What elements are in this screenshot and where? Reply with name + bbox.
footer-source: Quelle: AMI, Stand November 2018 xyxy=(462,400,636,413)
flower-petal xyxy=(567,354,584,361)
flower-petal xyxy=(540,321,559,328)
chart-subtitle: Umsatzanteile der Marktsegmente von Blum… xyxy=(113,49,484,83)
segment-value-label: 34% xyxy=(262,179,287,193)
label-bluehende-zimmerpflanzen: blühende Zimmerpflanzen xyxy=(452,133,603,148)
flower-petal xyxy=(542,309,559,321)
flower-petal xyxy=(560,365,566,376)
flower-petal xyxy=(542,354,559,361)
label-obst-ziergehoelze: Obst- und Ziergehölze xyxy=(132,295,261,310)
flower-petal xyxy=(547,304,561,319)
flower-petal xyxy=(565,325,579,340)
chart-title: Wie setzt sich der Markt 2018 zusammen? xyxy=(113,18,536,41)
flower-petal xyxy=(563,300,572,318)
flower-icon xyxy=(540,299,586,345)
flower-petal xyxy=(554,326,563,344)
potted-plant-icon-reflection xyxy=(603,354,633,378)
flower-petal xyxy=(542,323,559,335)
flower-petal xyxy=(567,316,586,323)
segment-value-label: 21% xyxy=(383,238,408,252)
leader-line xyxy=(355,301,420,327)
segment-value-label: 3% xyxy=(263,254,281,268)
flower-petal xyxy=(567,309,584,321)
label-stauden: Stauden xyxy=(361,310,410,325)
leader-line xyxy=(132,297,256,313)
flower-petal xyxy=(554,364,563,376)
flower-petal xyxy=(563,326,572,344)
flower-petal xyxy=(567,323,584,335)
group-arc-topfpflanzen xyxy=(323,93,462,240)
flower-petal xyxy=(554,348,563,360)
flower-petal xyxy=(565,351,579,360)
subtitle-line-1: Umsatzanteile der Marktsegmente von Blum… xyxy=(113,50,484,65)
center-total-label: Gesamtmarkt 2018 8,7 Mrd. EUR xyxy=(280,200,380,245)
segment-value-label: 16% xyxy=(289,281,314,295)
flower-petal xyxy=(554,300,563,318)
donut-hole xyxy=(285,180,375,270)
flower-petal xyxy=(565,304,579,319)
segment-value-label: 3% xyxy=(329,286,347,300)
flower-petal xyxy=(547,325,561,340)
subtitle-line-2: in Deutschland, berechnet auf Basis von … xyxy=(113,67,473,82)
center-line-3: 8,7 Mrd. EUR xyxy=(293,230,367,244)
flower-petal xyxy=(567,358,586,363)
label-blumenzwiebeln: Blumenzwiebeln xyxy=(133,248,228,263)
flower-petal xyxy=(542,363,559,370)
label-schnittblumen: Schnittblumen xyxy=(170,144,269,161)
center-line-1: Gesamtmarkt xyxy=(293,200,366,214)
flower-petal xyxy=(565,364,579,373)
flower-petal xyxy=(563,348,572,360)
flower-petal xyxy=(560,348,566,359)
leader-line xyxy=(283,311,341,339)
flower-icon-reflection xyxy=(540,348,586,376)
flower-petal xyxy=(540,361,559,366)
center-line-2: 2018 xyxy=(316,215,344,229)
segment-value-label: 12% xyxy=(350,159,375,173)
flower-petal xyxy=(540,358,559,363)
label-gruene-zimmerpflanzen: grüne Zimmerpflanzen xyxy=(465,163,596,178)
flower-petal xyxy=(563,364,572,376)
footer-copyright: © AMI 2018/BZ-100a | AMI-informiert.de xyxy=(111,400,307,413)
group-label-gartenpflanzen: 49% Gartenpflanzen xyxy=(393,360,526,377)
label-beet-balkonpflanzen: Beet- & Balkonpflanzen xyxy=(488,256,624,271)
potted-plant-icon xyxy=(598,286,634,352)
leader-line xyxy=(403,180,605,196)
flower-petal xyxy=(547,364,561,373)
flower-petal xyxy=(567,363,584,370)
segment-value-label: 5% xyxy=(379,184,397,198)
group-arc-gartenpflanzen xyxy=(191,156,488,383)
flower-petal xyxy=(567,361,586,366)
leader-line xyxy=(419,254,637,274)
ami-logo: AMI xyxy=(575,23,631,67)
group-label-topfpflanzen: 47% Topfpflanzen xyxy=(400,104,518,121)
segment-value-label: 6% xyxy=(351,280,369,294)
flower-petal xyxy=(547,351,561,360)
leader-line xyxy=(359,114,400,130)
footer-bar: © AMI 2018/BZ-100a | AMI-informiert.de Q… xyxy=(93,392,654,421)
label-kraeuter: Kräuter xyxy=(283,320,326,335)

PROMPT. Please copy every one of the rows above word for word.

ANSWER BELOW.
What elements are in this screenshot and where? Reply with name + bbox.
footer-source: Quelle: AMI, Stand November 2018 xyxy=(462,400,636,413)
flower-petal xyxy=(567,354,584,361)
flower-petal xyxy=(540,321,559,328)
chart-subtitle: Umsatzanteile der Marktsegmente von Blum… xyxy=(113,49,484,83)
segment-value-label: 34% xyxy=(262,179,287,193)
label-bluehende-zimmerpflanzen: blühende Zimmerpflanzen xyxy=(452,133,603,148)
flower-petal xyxy=(542,309,559,321)
flower-petal xyxy=(560,365,566,376)
flower-petal xyxy=(542,354,559,361)
label-obst-ziergehoelze: Obst- und Ziergehölze xyxy=(132,295,261,310)
flower-petal xyxy=(547,304,561,319)
flower-petal xyxy=(565,325,579,340)
chart-title: Wie setzt sich der Markt 2018 zusammen? xyxy=(113,18,536,41)
flower-petal xyxy=(563,300,572,318)
flower-icon xyxy=(540,299,586,345)
flower-petal xyxy=(554,326,563,344)
potted-plant-icon-reflection xyxy=(603,354,633,378)
flower-petal xyxy=(542,323,559,335)
flower-petal xyxy=(567,316,586,323)
segment-value-label: 21% xyxy=(383,238,408,252)
leader-line xyxy=(355,301,420,327)
segment-value-label: 3% xyxy=(263,254,281,268)
flower-petal xyxy=(567,309,584,321)
label-stauden: Stauden xyxy=(361,310,410,325)
leader-line xyxy=(132,297,256,313)
flower-petal xyxy=(554,364,563,376)
flower-petal xyxy=(563,326,572,344)
flower-petal xyxy=(567,323,584,335)
group-arc-topfpflanzen xyxy=(323,93,462,240)
flower-petal xyxy=(554,348,563,360)
flower-petal xyxy=(565,351,579,360)
subtitle-line-1: Umsatzanteile der Marktsegmente von Blum… xyxy=(113,50,484,65)
center-total-label: Gesamtmarkt 2018 8,7 Mrd. EUR xyxy=(280,200,380,245)
segment-value-label: 16% xyxy=(289,281,314,295)
flower-petal xyxy=(554,300,563,318)
donut-hole xyxy=(285,180,375,270)
flower-petal xyxy=(565,304,579,319)
segment-value-label: 3% xyxy=(329,286,347,300)
flower-petal xyxy=(547,325,561,340)
subtitle-line-2: in Deutschland, berechnet auf Basis von … xyxy=(113,67,473,82)
center-line-3: 8,7 Mrd. EUR xyxy=(293,230,367,244)
flower-petal xyxy=(567,358,586,363)
label-blumenzwiebeln: Blumenzwiebeln xyxy=(133,248,228,263)
flower-petal xyxy=(542,363,559,370)
label-schnittblumen: Schnittblumen xyxy=(170,144,269,161)
center-line-1: Gesamtmarkt xyxy=(293,200,366,214)
flower-petal xyxy=(565,364,579,373)
flower-petal xyxy=(563,348,572,360)
flower-petal xyxy=(560,348,566,359)
leader-line xyxy=(283,311,341,339)
flower-icon-reflection xyxy=(540,348,586,376)
flower-petal xyxy=(540,361,559,366)
center-line-2: 2018 xyxy=(316,215,344,229)
segment-value-label: 12% xyxy=(350,159,375,173)
flower-petal xyxy=(540,358,559,363)
label-gruene-zimmerpflanzen: grüne Zimmerpflanzen xyxy=(465,163,596,178)
flower-petal xyxy=(563,364,572,376)
footer-copyright: © AMI 2018/BZ-100a | AMI-informiert.de xyxy=(111,400,307,413)
group-label-gartenpflanzen: 49% Gartenpflanzen xyxy=(393,360,526,377)
label-beet-balkonpflanzen: Beet- & Balkonpflanzen xyxy=(488,256,624,271)
potted-plant-icon xyxy=(598,286,634,352)
leader-line xyxy=(403,180,605,196)
flower-petal xyxy=(547,364,561,373)
flower-petal xyxy=(567,363,584,370)
segment-value-label: 5% xyxy=(379,184,397,198)
group-arc-gartenpflanzen xyxy=(191,156,488,383)
flower-petal xyxy=(567,361,586,366)
leader-line xyxy=(419,254,637,274)
ami-logo: AMI xyxy=(575,23,631,67)
group-label-topfpflanzen: 47% Topfpflanzen xyxy=(400,104,518,121)
segment-value-label: 6% xyxy=(351,280,369,294)
flower-petal xyxy=(547,351,561,360)
leader-line xyxy=(359,114,400,130)
footer-bar: © AMI 2018/BZ-100a | AMI-informiert.de Q… xyxy=(93,392,654,421)
label-kraeuter: Kräuter xyxy=(283,320,326,335)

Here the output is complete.